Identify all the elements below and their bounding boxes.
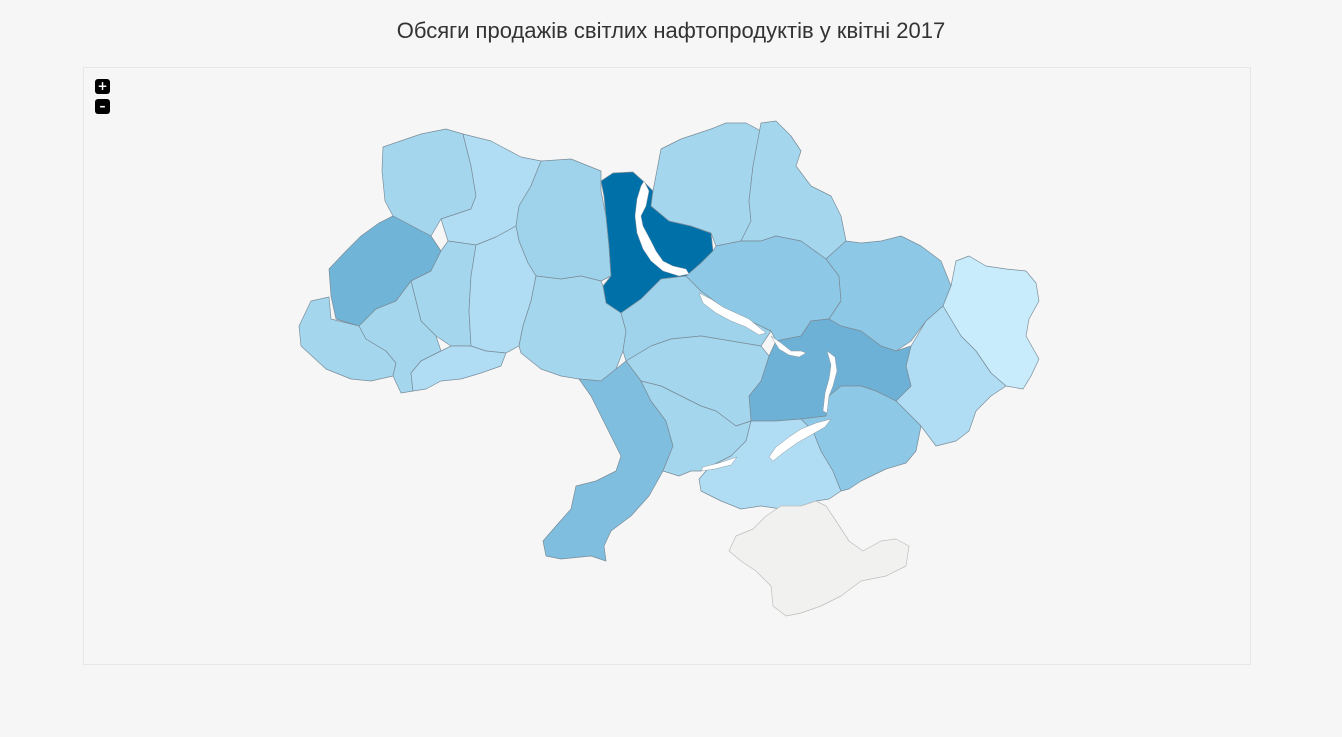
dnieper-kyiv-reservoir (634, 180, 690, 277)
page-title: Обсяги продажів світлих нафтопродуктів у… (396, 18, 946, 43)
map-container[interactable]: + – (83, 67, 1251, 665)
region-chernivtsi[interactable] (410, 345, 507, 392)
dnieper-kremenchuk-reservoir (698, 292, 767, 336)
dnieper-middle (770, 335, 807, 358)
dnieper-estuary (700, 456, 738, 472)
zoom-out-button[interactable]: – (95, 99, 110, 114)
region-zaporizhzhia[interactable] (800, 385, 922, 492)
dnieper-bend (822, 350, 838, 414)
zoom-in-button[interactable]: + (95, 79, 110, 94)
ukraine-map (298, 120, 1040, 617)
region-kherson[interactable] (698, 418, 842, 510)
region-crimea (728, 500, 910, 617)
dnieper-kakhovka-reservoir (768, 418, 832, 462)
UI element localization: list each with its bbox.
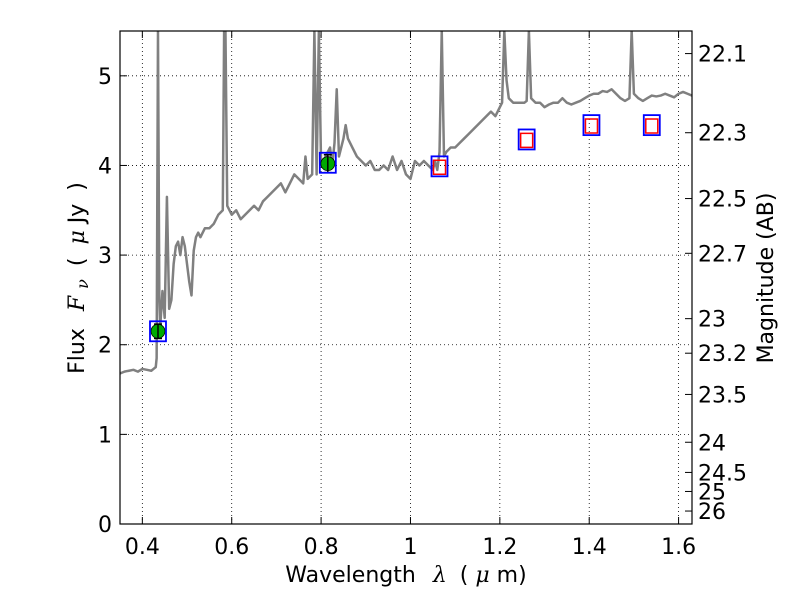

__________

▶ _Exercise_: Can you reproduce the records above word for word, leaving out the pictures?

▶ _Answer in full_:
Identify all the elements below and their bounding boxes.
dnieper-kyiv-reservoir (634, 180, 690, 277)
page-title: Обсяги продажів світлих нафтопродуктів у… (396, 18, 946, 43)
map-container[interactable]: + – (83, 67, 1251, 665)
region-chernivtsi[interactable] (410, 345, 507, 392)
dnieper-kremenchuk-reservoir (698, 292, 767, 336)
dnieper-middle (770, 335, 807, 358)
dnieper-estuary (700, 456, 738, 472)
zoom-out-button[interactable]: – (95, 99, 110, 114)
region-zaporizhzhia[interactable] (800, 385, 922, 492)
dnieper-bend (822, 350, 838, 414)
zoom-in-button[interactable]: + (95, 79, 110, 94)
ukraine-map (298, 120, 1040, 617)
region-kherson[interactable] (698, 418, 842, 510)
region-crimea (728, 500, 910, 617)
dnieper-kakhovka-reservoir (768, 418, 832, 462)
UI element localization: list each with its bbox.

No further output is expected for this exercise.